Problem set:
1 - In the forum post below about seek bar display conditions, what happens when the visible condition is changed to Player.Seeking?
2 - Rewrite the paragraph beginning "1. A general bool to specify" from the forum post below about seek bar display conditions as a short list, keeping its main facts.

Document segment:
»»
Hitcher Wrote:I tried using Player.Seeking but that seems to be true even when playing.

The problem I have is if you press seek immediately after a seek only the label (SEARCH in my case) appears on screen with no seekoffset time.

Now if I change the visible condition to Player.SeekBar it works perfectly all the time but only if you're not viewing the info at the same time (obviously because the seekbar isn't being called then).
Finally changing the condition to Player.Seeking results in nothing being displayed at all which seems to defeat the purpose of that condition altogether.
Ok, I suspect I can do a quick fix for this, so will try that first up.

Really it shows this whole thing needs a spring clean. I wonder whether that might be (in the long run) the less painful fix.

I think we need 3 separate bools.

1. A general bool to specify that the seek bar should be shown. Player.Seeking perhaps? This will be true during a seek, during an analog "seek" (eg moving the analog seekbar) during ffwd/rewd and for a period after the seek has finished.
««
The data:
»»
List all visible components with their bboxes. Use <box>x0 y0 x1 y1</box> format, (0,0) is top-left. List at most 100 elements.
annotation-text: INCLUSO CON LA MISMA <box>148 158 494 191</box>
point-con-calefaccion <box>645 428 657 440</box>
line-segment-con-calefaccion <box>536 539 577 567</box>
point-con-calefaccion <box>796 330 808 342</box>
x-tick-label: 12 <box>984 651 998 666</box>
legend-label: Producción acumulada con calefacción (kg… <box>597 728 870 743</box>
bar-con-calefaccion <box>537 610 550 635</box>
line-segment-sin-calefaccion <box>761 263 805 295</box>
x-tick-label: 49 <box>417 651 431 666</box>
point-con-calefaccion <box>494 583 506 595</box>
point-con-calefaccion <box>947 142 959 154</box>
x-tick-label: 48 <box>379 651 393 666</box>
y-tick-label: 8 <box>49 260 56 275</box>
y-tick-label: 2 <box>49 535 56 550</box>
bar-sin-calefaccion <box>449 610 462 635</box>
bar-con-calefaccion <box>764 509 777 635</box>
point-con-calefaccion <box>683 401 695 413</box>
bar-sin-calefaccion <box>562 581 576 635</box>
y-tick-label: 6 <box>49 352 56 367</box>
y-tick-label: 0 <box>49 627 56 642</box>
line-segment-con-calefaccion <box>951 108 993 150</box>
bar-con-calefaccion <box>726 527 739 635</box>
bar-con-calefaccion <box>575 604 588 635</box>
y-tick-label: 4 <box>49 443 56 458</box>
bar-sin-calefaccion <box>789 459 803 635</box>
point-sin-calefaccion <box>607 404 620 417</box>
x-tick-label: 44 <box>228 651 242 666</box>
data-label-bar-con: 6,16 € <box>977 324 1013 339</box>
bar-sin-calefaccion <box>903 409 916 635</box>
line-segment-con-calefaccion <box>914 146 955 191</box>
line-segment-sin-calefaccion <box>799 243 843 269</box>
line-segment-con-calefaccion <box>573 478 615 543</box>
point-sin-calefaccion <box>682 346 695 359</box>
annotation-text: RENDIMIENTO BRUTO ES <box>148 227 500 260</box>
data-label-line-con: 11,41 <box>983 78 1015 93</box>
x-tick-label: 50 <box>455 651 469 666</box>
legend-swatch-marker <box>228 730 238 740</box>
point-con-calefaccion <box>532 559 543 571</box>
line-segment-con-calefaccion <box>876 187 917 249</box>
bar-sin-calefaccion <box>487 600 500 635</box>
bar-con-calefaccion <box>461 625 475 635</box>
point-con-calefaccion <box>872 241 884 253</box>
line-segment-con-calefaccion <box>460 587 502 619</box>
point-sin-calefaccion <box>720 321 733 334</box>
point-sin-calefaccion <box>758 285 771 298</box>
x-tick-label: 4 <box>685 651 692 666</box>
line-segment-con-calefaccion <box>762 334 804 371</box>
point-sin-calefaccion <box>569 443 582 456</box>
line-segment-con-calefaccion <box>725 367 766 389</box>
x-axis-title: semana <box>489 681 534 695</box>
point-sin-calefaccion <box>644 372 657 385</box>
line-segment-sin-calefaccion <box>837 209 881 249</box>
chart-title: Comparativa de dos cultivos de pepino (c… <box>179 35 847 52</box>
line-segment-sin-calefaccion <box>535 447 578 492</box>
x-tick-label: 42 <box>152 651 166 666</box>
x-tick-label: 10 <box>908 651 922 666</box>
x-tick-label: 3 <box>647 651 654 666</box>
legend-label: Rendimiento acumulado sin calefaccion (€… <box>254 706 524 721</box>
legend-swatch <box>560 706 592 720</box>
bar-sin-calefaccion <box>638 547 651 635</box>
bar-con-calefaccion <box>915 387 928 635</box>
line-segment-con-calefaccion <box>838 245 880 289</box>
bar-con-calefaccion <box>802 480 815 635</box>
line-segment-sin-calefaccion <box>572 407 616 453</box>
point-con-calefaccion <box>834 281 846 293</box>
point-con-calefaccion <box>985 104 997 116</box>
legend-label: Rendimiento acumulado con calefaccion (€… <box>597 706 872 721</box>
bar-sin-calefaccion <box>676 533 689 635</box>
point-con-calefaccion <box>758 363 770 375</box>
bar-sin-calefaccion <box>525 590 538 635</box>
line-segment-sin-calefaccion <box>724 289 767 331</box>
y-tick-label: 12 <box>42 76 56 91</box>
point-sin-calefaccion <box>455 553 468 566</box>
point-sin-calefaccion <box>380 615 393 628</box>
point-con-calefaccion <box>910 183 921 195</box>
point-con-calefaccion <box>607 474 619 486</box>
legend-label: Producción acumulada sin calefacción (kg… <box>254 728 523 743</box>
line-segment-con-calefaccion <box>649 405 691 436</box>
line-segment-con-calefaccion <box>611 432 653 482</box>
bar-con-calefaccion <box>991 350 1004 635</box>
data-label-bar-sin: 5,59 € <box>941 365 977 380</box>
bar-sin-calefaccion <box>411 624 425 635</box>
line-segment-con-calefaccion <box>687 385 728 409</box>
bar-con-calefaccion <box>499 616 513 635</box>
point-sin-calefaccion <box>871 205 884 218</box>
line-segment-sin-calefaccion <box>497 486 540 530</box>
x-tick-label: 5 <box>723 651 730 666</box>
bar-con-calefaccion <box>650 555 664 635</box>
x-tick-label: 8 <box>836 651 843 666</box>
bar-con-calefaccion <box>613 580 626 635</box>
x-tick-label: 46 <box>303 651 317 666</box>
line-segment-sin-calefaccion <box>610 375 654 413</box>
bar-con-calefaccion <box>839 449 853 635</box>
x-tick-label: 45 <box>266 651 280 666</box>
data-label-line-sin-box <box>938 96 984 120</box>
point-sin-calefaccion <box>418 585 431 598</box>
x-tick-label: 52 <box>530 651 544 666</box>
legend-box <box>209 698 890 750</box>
««
Solutions to the tasks:
1 - Nothing is displayed at all.

2 -
- Purpose: a general bool that says the seek bar should be shown
- Possible name: Player.Seeking
- True:
  - during a seek
  - during an analog "seek," such as moving the analog seekbar
  - during fast-forward or rewind
  - for a period after the seek has finished